### Written exercise:
Reproduce all of the material word for word.

(Stored entries)
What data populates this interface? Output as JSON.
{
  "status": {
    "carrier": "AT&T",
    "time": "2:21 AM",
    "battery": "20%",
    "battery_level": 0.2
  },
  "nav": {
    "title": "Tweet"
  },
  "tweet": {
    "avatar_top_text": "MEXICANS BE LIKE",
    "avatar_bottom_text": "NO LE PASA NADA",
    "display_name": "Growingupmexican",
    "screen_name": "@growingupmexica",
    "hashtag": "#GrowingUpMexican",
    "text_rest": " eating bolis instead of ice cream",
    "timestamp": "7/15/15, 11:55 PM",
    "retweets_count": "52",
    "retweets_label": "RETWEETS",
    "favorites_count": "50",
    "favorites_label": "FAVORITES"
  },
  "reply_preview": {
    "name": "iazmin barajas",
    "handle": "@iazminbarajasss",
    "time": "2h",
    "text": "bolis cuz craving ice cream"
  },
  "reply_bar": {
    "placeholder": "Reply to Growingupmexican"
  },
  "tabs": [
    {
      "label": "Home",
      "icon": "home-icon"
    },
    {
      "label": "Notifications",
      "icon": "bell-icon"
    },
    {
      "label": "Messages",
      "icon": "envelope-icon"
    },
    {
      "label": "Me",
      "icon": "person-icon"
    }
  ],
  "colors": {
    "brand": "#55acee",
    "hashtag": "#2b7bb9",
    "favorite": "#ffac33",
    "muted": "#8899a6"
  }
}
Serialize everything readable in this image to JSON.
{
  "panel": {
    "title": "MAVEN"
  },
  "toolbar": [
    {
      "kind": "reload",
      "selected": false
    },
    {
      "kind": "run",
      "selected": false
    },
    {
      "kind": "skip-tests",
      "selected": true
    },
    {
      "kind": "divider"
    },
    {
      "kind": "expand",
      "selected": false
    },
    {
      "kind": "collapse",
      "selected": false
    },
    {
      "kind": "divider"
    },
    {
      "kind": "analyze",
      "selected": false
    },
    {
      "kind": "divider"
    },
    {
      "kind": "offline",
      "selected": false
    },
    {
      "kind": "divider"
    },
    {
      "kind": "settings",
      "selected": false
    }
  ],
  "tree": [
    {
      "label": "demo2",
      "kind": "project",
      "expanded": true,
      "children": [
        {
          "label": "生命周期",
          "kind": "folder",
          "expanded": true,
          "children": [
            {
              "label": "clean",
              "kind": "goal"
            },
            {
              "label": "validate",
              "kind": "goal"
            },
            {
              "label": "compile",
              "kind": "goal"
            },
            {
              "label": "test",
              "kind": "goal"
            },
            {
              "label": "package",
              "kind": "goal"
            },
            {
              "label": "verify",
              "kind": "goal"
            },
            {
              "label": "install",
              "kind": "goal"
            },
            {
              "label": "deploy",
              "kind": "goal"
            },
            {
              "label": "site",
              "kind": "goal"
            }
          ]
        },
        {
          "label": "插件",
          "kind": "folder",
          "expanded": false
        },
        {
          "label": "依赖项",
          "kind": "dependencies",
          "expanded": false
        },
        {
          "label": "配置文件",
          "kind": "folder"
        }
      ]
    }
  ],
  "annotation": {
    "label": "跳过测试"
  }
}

### Exercise response:
What data populates this interface? Output as JSON.
{
  "status": {
    "carrier": "AT&T",
    "time": "2:21 AM",
    "battery": "20%",
    "battery_level": 0.2
  },
  "nav": {
    "title": "Tweet"
  },
  "tweet": {
    "avatar_top_text": "MEXICANS BE LIKE",
    "avatar_bottom_text": "NO LE PASA NADA",
    "display_name": "Growingupmexican",
    "screen_name": "@growingupmexica",
    "hashtag": "#GrowingUpMexican",
    "text_rest": " eating bolis instead of ice cream",
    "timestamp": "7/15/15, 11:55 PM",
    "retweets_count": "52",
    "retweets_label": "RETWEETS",
    "favorites_count": "50",
    "favorites_label": "FAVORITES"
  },
  "reply_preview": {
    "name": "iazmin barajas",
    "handle": "@iazminbarajasss",
    "time": "2h",
    "text": "bolis cuz craving ice cream"
  },
  "reply_bar": {
    "placeholder": "Reply to Growingupmexican"
  },
  "tabs": [
    {
      "label": "Home",
      "icon": "home-icon"
    },
    {
      "label": "Notifications",
      "icon": "bell-icon"
    },
    {
      "label": "Messages",
      "icon": "envelope-icon"
    },
    {
      "label": "Me",
      "icon": "person-icon"
    }
  ],
  "colors": {
    "brand": "#55acee",
    "hashtag": "#2b7bb9",
    "favorite": "#ffac33",
    "muted": "#8899a6"
  }
}
Serialize everything readable in this image to JSON.
{
  "panel": {
    "title": "MAVEN"
  },
  "toolbar": [
    {
      "kind": "reload",
      "selected": false
    },
    {
      "kind": "run",
      "selected": false
    },
    {
      "kind": "skip-tests",
      "selected": true
    },
    {
      "kind": "divider"
    },
    {
      "kind": "expand",
      "selected": false
    },
    {
      "kind": "collapse",
      "selected": false
    },
    {
      "kind": "divider"
    },
    {
      "kind": "analyze",
      "selected": false
    },
    {
      "kind": "divider"
    },
    {
      "kind": "offline",
      "selected": false
    },
    {
      "kind": "divider"
    },
    {
      "kind": "settings",
      "selected": false
    }
  ],
  "tree": [
    {
      "label": "demo2",
      "kind": "project",
      "expanded": true,
      "children": [
        {
          "label": "生命周期",
          "kind": "folder",
          "expanded": true,
          "children": [
            {
              "label": "clean",
              "kind": "goal"
            },
            {
              "label": "validate",
              "kind": "goal"
            },
            {
              "label": "compile",
              "kind": "goal"
            },
            {
              "label": "test",
              "kind": "goal"
            },
            {
              "label": "package",
              "kind": "goal"
            },
            {
              "label": "verify",
              "kind": "goal"
            },
            {
              "label": "install",
              "kind": "goal"
            },
            {
              "label": "deploy",
              "kind": "goal"
            },
            {
              "label": "site",
              "kind": "goal"
            }
          ]
        },
        {
          "label": "插件",
          "kind": "folder",
          "expanded": false
        },
        {
          "label": "依赖项",
          "kind": "dependencies",
          "expanded": false
        },
        {
          "label": "配置文件",
          "kind": "folder"
        }
      ]
    }
  ],
  "annotation": {
    "label": "跳过测试"
  }
}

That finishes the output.